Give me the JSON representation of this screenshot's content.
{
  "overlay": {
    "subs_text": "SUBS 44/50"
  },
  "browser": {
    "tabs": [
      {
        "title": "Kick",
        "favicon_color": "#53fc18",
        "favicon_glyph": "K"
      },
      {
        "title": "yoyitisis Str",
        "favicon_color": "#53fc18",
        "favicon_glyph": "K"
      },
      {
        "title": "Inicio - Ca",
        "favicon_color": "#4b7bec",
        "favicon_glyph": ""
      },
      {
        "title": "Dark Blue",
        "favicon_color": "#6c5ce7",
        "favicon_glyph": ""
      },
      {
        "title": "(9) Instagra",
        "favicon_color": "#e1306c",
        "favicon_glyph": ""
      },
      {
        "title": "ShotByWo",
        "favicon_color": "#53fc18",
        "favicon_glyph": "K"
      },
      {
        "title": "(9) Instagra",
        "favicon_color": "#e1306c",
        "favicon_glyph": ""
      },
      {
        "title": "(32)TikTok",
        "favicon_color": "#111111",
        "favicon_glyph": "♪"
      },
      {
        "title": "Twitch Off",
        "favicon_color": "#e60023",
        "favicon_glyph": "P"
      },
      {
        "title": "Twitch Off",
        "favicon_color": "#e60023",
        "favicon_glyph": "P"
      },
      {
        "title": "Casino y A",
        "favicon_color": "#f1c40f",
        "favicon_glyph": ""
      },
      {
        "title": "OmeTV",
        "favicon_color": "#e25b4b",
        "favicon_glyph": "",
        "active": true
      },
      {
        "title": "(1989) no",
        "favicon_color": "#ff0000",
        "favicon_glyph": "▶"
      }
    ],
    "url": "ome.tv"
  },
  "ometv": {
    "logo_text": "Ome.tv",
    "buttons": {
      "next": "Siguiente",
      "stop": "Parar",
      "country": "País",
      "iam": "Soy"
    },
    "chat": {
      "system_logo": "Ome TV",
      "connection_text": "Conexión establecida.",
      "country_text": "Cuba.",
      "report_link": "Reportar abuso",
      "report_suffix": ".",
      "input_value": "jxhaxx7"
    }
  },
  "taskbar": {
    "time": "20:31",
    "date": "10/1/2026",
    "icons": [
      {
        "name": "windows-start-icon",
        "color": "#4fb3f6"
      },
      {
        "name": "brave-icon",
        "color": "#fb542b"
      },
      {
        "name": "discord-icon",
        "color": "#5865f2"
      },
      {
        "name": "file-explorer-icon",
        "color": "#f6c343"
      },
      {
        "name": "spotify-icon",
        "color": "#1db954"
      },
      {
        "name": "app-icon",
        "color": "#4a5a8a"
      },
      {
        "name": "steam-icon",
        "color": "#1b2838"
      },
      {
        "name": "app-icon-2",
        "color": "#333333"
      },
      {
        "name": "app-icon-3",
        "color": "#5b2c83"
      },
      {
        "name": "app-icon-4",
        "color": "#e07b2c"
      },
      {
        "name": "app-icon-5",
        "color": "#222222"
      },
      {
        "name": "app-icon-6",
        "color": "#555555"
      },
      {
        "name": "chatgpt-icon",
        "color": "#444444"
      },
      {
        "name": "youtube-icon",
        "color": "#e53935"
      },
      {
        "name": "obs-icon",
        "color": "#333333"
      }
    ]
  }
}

+ + + + +

• **Exercise aim**
Every entry in the listing must be retyped exactly.

• **Output of the exercise**
Give me the JSON representation of this screenshot's content.
{
  "overlay": {
    "subs_text": "SUBS 44/50"
  },
  "browser": {
    "tabs": [
      {
        "title": "Kick",
        "favicon_color": "#53fc18",
        "favicon_glyph": "K"
      },
      {
        "title": "yoyitisis Str",
        "favicon_color": "#53fc18",
        "favicon_glyph": "K"
      },
      {
        "title": "Inicio - Ca",
        "favicon_color": "#4b7bec",
        "favicon_glyph": ""
      },
      {
        "title": "Dark Blue",
        "favicon_color": "#6c5ce7",
        "favicon_glyph": ""
      },
      {
        "title": "(9) Instagra",
        "favicon_color": "#e1306c",
        "favicon_glyph": ""
      },
      {
        "title": "ShotByWo",
        "favicon_color": "#53fc18",
        "favicon_glyph": "K"
      },
      {
        "title": "(9) Instagra",
        "favicon_color": "#e1306c",
        "favicon_glyph": ""
      },
      {
        "title": "(32)TikTok",
        "favicon_color": "#111111",
        "favicon_glyph": "♪"
      },
      {
        "title": "Twitch Off",
        "favicon_color": "#e60023",
        "favicon_glyph": "P"
      },
      {
        "title": "Twitch Off",
        "favicon_color": "#e60023",
        "favicon_glyph": "P"
      },
      {
        "title": "Casino y A",
        "favicon_color": "#f1c40f",
        "favicon_glyph": ""
      },
      {
        "title": "OmeTV",
        "favicon_color": "#e25b4b",
        "favicon_glyph": "",
        "active": true
      },
      {
        "title": "(1989) no",
        "favicon_color": "#ff0000",
        "favicon_glyph": "▶"
      }
    ],
    "url": "ome.tv"
  },
  "ometv": {
    "logo_text": "Ome.tv",
    "buttons": {
      "next": "Siguiente",
      "stop": "Parar",
      "country": "País",
      "iam": "Soy"
    },
    "chat": {
      "system_logo": "Ome TV",
      "connection_text": "Conexión establecida.",
      "country_text": "Cuba.",
      "report_link": "Reportar abuso",
      "report_suffix": ".",
      "input_value": "jxhaxx7"
    }
  },
  "taskbar": {
    "time": "20:31",
    "date": "10/1/2026",
    "icons": [
      {
        "name": "windows-start-icon",
        "color": "#4fb3f6"
      },
      {
        "name": "brave-icon",
        "color": "#fb542b"
      },
      {
        "name": "discord-icon",
        "color": "#5865f2"
      },
      {
        "name": "file-explorer-icon",
        "color": "#f6c343"
      },
      {
        "name": "spotify-icon",
        "color": "#1db954"
      },
      {
        "name": "app-icon",
        "color": "#4a5a8a"
      },
      {
        "name": "steam-icon",
        "color": "#1b2838"
      },
      {
        "name": "app-icon-2",
        "color": "#333333"
      },
      {
        "name": "app-icon-3",
        "color": "#5b2c83"
      },
      {
        "name": "app-icon-4",
        "color": "#e07b2c"
      },
      {
        "name": "app-icon-5",
        "color": "#222222"
      },
      {
        "name": "app-icon-6",
        "color": "#555555"
      },
      {
        "name": "chatgpt-icon",
        "color": "#444444"
      },
      {
        "name": "youtube-icon",
        "color": "#e53935"
      },
      {
        "name": "obs-icon",
        "color": "#333333"
      }
    ]
  }
}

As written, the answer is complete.